(REQUIRED TASK)
All of the lines below are to be printed again exactly; images are excluded from the output.

(Data records)
----------------------------------------
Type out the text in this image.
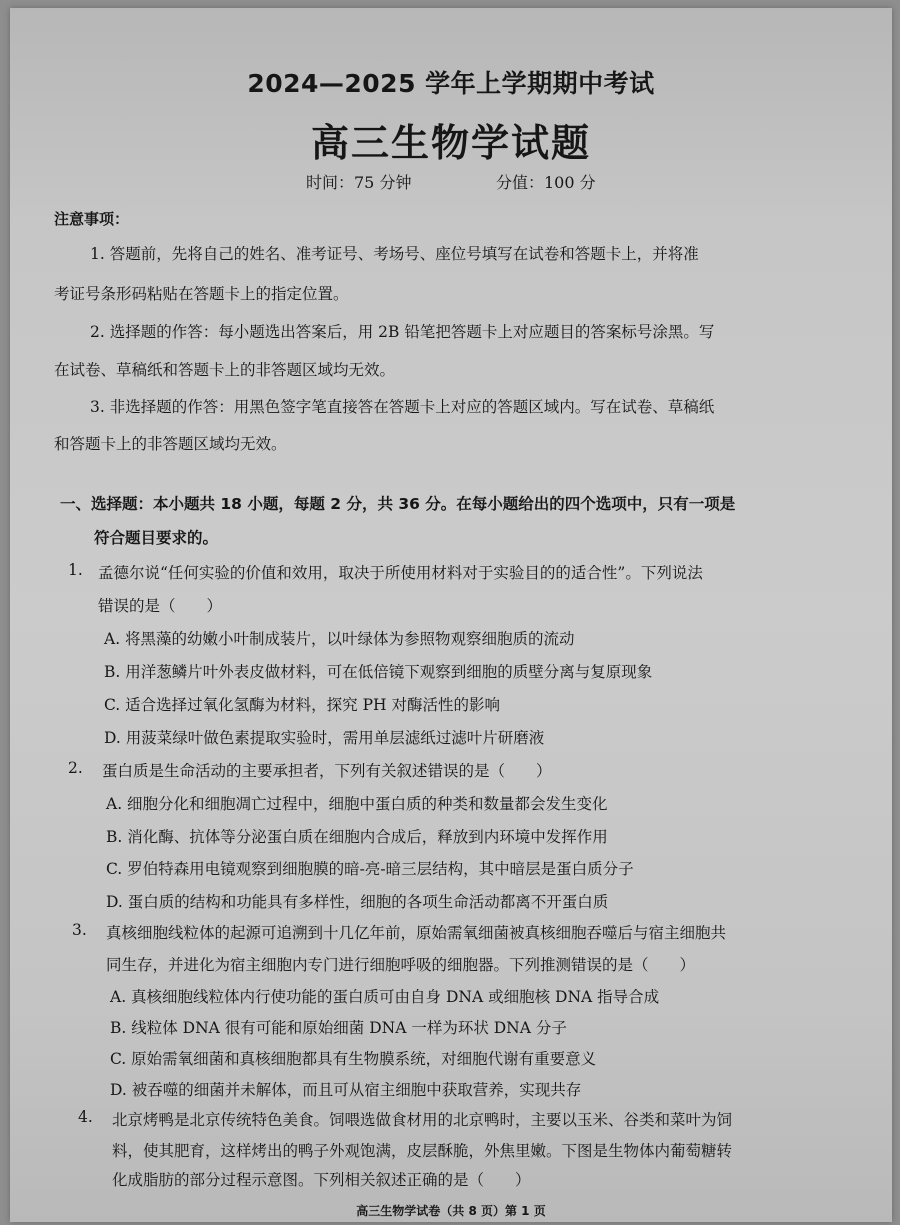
2024—2025 学年上学期期中考试
高三生物学试题
时间：75 分钟	分值：100 分
注意事项：
1. 答题前，先将自己的姓名、准考证号、考场号、座位号填写在试卷和答题卡上，并将准
考证号条形码粘贴在答题卡上的指定位置。
2. 选择题的作答：每小题选出答案后，用 2B 铅笔把答题卡上对应题目的答案标号涂黑。写
在试卷、草稿纸和答题卡上的非答题区域均无效。
3. 非选择题的作答：用黑色签字笔直接答在答题卡上对应的答题区域内。写在试卷、草稿纸
和答题卡上的非答题区域均无效。
一、选择题：本小题共 18 小题，每题 2 分，共 36 分。在每小题给出的四个选项中，只有一项是
符合题目要求的。
1. 孟德尔说“任何实验的价值和效用，取决于所使用材料对于实验目的的适合性”。下列说法
错误的是（　　）
A. 将黑藻的幼嫩小叶制成装片，以叶绿体为参照物观察细胞质的流动
B. 用洋葱鳞片叶外表皮做材料，可在低倍镜下观察到细胞的质壁分离与复原现象
C. 适合选择过氧化氢酶为材料，探究 PH 对酶活性的影响
D. 用菠菜绿叶做色素提取实验时，需用单层滤纸过滤叶片研磨液
2. 蛋白质是生命活动的主要承担者，下列有关叙述错误的是（　　）
A. 细胞分化和细胞凋亡过程中，细胞中蛋白质的种类和数量都会发生变化
B. 消化酶、抗体等分泌蛋白质在细胞内合成后，释放到内环境中发挥作用
C. 罗伯特森用电镜观察到细胞膜的暗-亮-暗三层结构，其中暗层是蛋白质分子
D. 蛋白质的结构和功能具有多样性，细胞的各项生命活动都离不开蛋白质
3. 真核细胞线粒体的起源可追溯到十几亿年前，原始需氧细菌被真核细胞吞噬后与宿主细胞共
同生存，并进化为宿主细胞内专门进行细胞呼吸的细胞器。下列推测错误的是（　　）
A. 真核细胞线粒体内行使功能的蛋白质可由自身 DNA 或细胞核 DNA 指导合成
B. 线粒体 DNA 很有可能和原始细菌 DNA 一样为环状 DNA 分子
C. 原始需氧细菌和真核细胞都具有生物膜系统，对细胞代谢有重要意义
D. 被吞噬的细菌并未解体，而且可从宿主细胞中获取营养，实现共存
4. 北京烤鸭是北京传统特色美食。饲喂选做食材用的北京鸭时，主要以玉米、谷类和菜叶为饲
料，使其肥育，这样烤出的鸭子外观饱满，皮层酥脆，外焦里嫩。下图是生物体内葡萄糖转
化成脂肪的部分过程示意图。下列相关叙述正确的是（　　）
高三生物学试卷（共 8 页）第 1 页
----------------------------------------
(TASK RESULT)
Type out the text in this image.
2024—2025 学年上学期期中考试
高三生物学试题
时间：75 分钟	分值：100 分
注意事项：
1. 答题前，先将自己的姓名、准考证号、考场号、座位号填写在试卷和答题卡上，并将准
考证号条形码粘贴在答题卡上的指定位置。
2. 选择题的作答：每小题选出答案后，用 2B 铅笔把答题卡上对应题目的答案标号涂黑。写
在试卷、草稿纸和答题卡上的非答题区域均无效。
3. 非选择题的作答：用黑色签字笔直接答在答题卡上对应的答题区域内。写在试卷、草稿纸
和答题卡上的非答题区域均无效。
一、选择题：本小题共 18 小题，每题 2 分，共 36 分。在每小题给出的四个选项中，只有一项是
符合题目要求的。
1. 孟德尔说“任何实验的价值和效用，取决于所使用材料对于实验目的的适合性”。下列说法
错误的是（　　）
A. 将黑藻的幼嫩小叶制成装片，以叶绿体为参照物观察细胞质的流动
B. 用洋葱鳞片叶外表皮做材料，可在低倍镜下观察到细胞的质壁分离与复原现象
C. 适合选择过氧化氢酶为材料，探究 PH 对酶活性的影响
D. 用菠菜绿叶做色素提取实验时，需用单层滤纸过滤叶片研磨液
2. 蛋白质是生命活动的主要承担者，下列有关叙述错误的是（　　）
A. 细胞分化和细胞凋亡过程中，细胞中蛋白质的种类和数量都会发生变化
B. 消化酶、抗体等分泌蛋白质在细胞内合成后，释放到内环境中发挥作用
C. 罗伯特森用电镜观察到细胞膜的暗-亮-暗三层结构，其中暗层是蛋白质分子
D. 蛋白质的结构和功能具有多样性，细胞的各项生命活动都离不开蛋白质
3. 真核细胞线粒体的起源可追溯到十几亿年前，原始需氧细菌被真核细胞吞噬后与宿主细胞共
同生存，并进化为宿主细胞内专门进行细胞呼吸的细胞器。下列推测错误的是（　　）
A. 真核细胞线粒体内行使功能的蛋白质可由自身 DNA 或细胞核 DNA 指导合成
B. 线粒体 DNA 很有可能和原始细菌 DNA 一样为环状 DNA 分子
C. 原始需氧细菌和真核细胞都具有生物膜系统，对细胞代谢有重要意义
D. 被吞噬的细菌并未解体，而且可从宿主细胞中获取营养，实现共存
4. 北京烤鸭是北京传统特色美食。饲喂选做食材用的北京鸭时，主要以玉米、谷类和菜叶为饲
料，使其肥育，这样烤出的鸭子外观饱满，皮层酥脆，外焦里嫩。下图是生物体内葡萄糖转
化成脂肪的部分过程示意图。下列相关叙述正确的是（　　）
高三生物学试卷（共 8 页）第 1 页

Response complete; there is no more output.